▶ [PROMPT] Transcribe the entries exactly; images are not part of the copy.

(Extracts from a graphics dataset)

※ ※ ※

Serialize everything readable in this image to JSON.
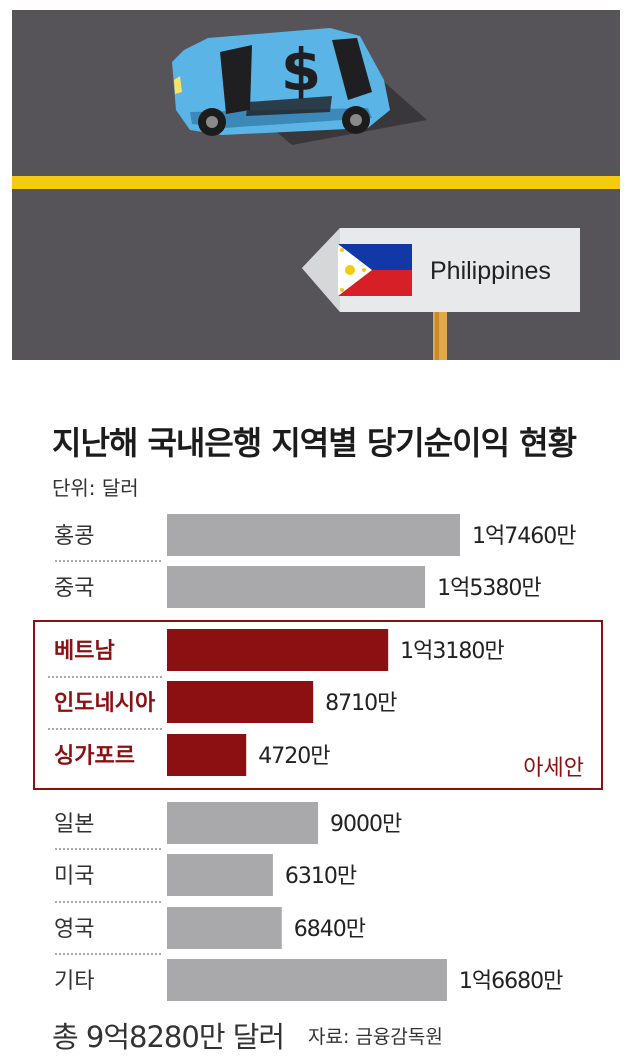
{
  "hero": {
    "sign_text": "Philippines",
    "car_symbol": "$",
    "colors": {
      "road": "#575459",
      "stripe": "#f5cb0f",
      "car": "#5ab5e6",
      "flag_blue": "#1238a8",
      "flag_red": "#d61f26"
    }
  },
  "header": {
    "title": "지난해 국내은행 지역별 당기순이익 현황",
    "unit": "단위: 달러"
  },
  "chart_data": {
    "type": "bar",
    "orientation": "horizontal",
    "categories": [
      "홍콩",
      "중국",
      "베트남",
      "인도네시아",
      "싱가포르",
      "일본",
      "미국",
      "영국",
      "기타"
    ],
    "values": [
      17460,
      15380,
      13180,
      8710,
      4720,
      9000,
      6310,
      6840,
      16680
    ],
    "value_unit": "만 달러",
    "data_labels": [
      "1억7460만",
      "1억5380만",
      "1억3180만",
      "8710만",
      "4720만",
      "9000만",
      "6310만",
      "6840만",
      "1억6680만"
    ],
    "highlight": {
      "label": "아세안",
      "categories": [
        "베트남",
        "인도네시아",
        "싱가포르"
      ],
      "color": "#8c0f11"
    },
    "colors": {
      "default_bar": "#a9a9ab",
      "highlight_bar": "#8c0f11",
      "highlight_text": "#8c0f11"
    },
    "grid": false,
    "legend": "none"
  },
  "footer": {
    "total": "총 9억8280만 달러",
    "source": "자료: 금융감독원"
  }
}
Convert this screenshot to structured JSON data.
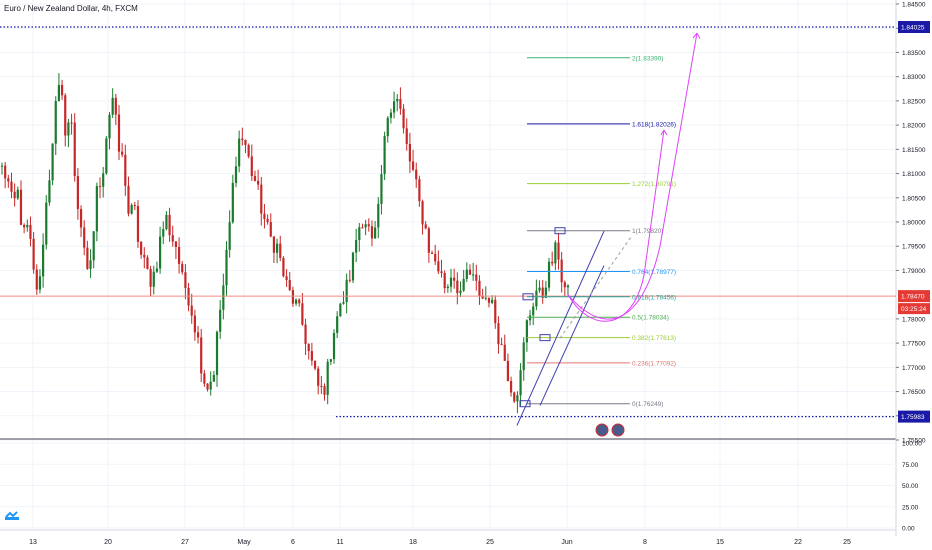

※ ※ ※

▶ [OUTPUT OF THE TASK]
Serialize everything readable in this image to JSON.
{
  "hero": {
    "sign_text": "Philippines",
    "car_symbol": "$",
    "colors": {
      "road": "#575459",
      "stripe": "#f5cb0f",
      "car": "#5ab5e6",
      "flag_blue": "#1238a8",
      "flag_red": "#d61f26"
    }
  },
  "header": {
    "title": "지난해 국내은행 지역별 당기순이익 현황",
    "unit": "단위: 달러"
  },
  "chart_data": {
    "type": "bar",
    "orientation": "horizontal",
    "categories": [
      "홍콩",
      "중국",
      "베트남",
      "인도네시아",
      "싱가포르",
      "일본",
      "미국",
      "영국",
      "기타"
    ],
    "values": [
      17460,
      15380,
      13180,
      8710,
      4720,
      9000,
      6310,
      6840,
      16680
    ],
    "value_unit": "만 달러",
    "data_labels": [
      "1억7460만",
      "1억5380만",
      "1억3180만",
      "8710만",
      "4720만",
      "9000만",
      "6310만",
      "6840만",
      "1억6680만"
    ],
    "highlight": {
      "label": "아세안",
      "categories": [
        "베트남",
        "인도네시아",
        "싱가포르"
      ],
      "color": "#8c0f11"
    },
    "colors": {
      "default_bar": "#a9a9ab",
      "highlight_bar": "#8c0f11",
      "highlight_text": "#8c0f11"
    },
    "grid": false,
    "legend": "none"
  },
  "footer": {
    "total": "총 9억8280만 달러",
    "source": "자료: 금융감독원"
  }
}
Convert this screenshot to structured JSON data.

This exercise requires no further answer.